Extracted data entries

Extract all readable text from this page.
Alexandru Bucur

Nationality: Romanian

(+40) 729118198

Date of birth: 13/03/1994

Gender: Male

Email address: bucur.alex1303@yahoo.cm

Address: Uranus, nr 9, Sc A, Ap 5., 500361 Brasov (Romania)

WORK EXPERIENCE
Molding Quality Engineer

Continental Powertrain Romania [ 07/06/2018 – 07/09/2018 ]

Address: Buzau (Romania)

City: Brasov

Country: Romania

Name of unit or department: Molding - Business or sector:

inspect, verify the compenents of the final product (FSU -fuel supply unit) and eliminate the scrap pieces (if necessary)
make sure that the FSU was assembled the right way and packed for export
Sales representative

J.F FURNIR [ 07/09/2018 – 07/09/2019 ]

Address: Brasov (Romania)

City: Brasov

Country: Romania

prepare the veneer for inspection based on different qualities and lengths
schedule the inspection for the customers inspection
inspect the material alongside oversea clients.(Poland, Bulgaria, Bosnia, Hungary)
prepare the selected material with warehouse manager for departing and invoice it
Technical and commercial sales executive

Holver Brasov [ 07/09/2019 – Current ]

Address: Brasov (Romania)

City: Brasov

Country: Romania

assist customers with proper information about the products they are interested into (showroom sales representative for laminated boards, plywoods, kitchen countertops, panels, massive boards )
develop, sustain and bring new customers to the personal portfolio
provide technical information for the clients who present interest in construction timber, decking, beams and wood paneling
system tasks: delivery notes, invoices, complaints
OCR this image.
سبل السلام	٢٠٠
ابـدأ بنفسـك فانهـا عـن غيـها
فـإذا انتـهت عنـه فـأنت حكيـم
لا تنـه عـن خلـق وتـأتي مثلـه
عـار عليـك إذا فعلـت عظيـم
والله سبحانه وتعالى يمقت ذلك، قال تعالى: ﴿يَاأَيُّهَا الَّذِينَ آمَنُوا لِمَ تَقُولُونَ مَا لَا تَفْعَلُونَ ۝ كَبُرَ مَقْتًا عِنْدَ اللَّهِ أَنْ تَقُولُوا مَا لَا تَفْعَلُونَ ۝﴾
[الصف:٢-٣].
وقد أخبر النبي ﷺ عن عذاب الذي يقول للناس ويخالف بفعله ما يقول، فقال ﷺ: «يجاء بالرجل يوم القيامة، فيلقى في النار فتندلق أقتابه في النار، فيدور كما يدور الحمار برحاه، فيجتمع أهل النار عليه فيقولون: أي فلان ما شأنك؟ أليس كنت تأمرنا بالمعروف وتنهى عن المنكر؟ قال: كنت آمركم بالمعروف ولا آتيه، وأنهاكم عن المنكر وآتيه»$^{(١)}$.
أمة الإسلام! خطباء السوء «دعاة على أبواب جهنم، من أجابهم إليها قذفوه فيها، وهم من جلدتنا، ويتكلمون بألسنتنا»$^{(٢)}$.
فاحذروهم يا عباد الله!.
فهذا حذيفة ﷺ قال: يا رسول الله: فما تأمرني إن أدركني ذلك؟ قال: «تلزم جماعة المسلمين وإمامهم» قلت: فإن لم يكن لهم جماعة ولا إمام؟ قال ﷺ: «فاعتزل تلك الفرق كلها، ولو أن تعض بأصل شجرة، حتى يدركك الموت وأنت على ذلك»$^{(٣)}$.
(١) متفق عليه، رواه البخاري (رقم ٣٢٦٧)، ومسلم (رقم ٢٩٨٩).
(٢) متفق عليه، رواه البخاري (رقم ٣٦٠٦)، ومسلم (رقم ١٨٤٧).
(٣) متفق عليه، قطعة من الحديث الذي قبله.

Instruction: Recopy the entries above in their entirety, exactly.

Task solution:
Extract all readable text from this page.
Alexandru Bucur

Nationality: Romanian

(+40) 729118198

Date of birth: 13/03/1994

Gender: Male

Email address: bucur.alex1303@yahoo.cm

Address: Uranus, nr 9, Sc A, Ap 5., 500361 Brasov (Romania)

WORK EXPERIENCE
Molding Quality Engineer

Continental Powertrain Romania [ 07/06/2018 – 07/09/2018 ]

Address: Buzau (Romania)

City: Brasov

Country: Romania

Name of unit or department: Molding - Business or sector:

inspect, verify the compenents of the final product (FSU -fuel supply unit) and eliminate the scrap pieces (if necessary)
make sure that the FSU was assembled the right way and packed for export
Sales representative

J.F FURNIR [ 07/09/2018 – 07/09/2019 ]

Address: Brasov (Romania)

City: Brasov

Country: Romania

prepare the veneer for inspection based on different qualities and lengths
schedule the inspection for the customers inspection
inspect the material alongside oversea clients.(Poland, Bulgaria, Bosnia, Hungary)
prepare the selected material with warehouse manager for departing and invoice it
Technical and commercial sales executive

Holver Brasov [ 07/09/2019 – Current ]

Address: Brasov (Romania)

City: Brasov

Country: Romania

assist customers with proper information about the products they are interested into (showroom sales representative for laminated boards, plywoods, kitchen countertops, panels, massive boards )
develop, sustain and bring new customers to the personal portfolio
provide technical information for the clients who present interest in construction timber, decking, beams and wood paneling
system tasks: delivery notes, invoices, complaints
OCR this image.
سبل السلام	٢٠٠
ابـدأ بنفسـك فانهـا عـن غيـها
فـإذا انتـهت عنـه فـأنت حكيـم
لا تنـه عـن خلـق وتـأتي مثلـه
عـار عليـك إذا فعلـت عظيـم
والله سبحانه وتعالى يمقت ذلك، قال تعالى: ﴿يَاأَيُّهَا الَّذِينَ آمَنُوا لِمَ تَقُولُونَ مَا لَا تَفْعَلُونَ ۝ كَبُرَ مَقْتًا عِنْدَ اللَّهِ أَنْ تَقُولُوا مَا لَا تَفْعَلُونَ ۝﴾
[الصف:٢-٣].
وقد أخبر النبي ﷺ عن عذاب الذي يقول للناس ويخالف بفعله ما يقول، فقال ﷺ: «يجاء بالرجل يوم القيامة، فيلقى في النار فتندلق أقتابه في النار، فيدور كما يدور الحمار برحاه، فيجتمع أهل النار عليه فيقولون: أي فلان ما شأنك؟ أليس كنت تأمرنا بالمعروف وتنهى عن المنكر؟ قال: كنت آمركم بالمعروف ولا آتيه، وأنهاكم عن المنكر وآتيه»$^{(١)}$.
أمة الإسلام! خطباء السوء «دعاة على أبواب جهنم، من أجابهم إليها قذفوه فيها، وهم من جلدتنا، ويتكلمون بألسنتنا»$^{(٢)}$.
فاحذروهم يا عباد الله!.
فهذا حذيفة ﷺ قال: يا رسول الله: فما تأمرني إن أدركني ذلك؟ قال: «تلزم جماعة المسلمين وإمامهم» قلت: فإن لم يكن لهم جماعة ولا إمام؟ قال ﷺ: «فاعتزل تلك الفرق كلها، ولو أن تعض بأصل شجرة، حتى يدركك الموت وأنت على ذلك»$^{(٣)}$.
(١) متفق عليه، رواه البخاري (رقم ٣٢٦٧)، ومسلم (رقم ٢٩٨٩).
(٢) متفق عليه، رواه البخاري (رقم ٣٦٠٦)، ومسلم (رقم ١٨٤٧).
(٣) متفق عليه، قطعة من الحديث الذي قبله.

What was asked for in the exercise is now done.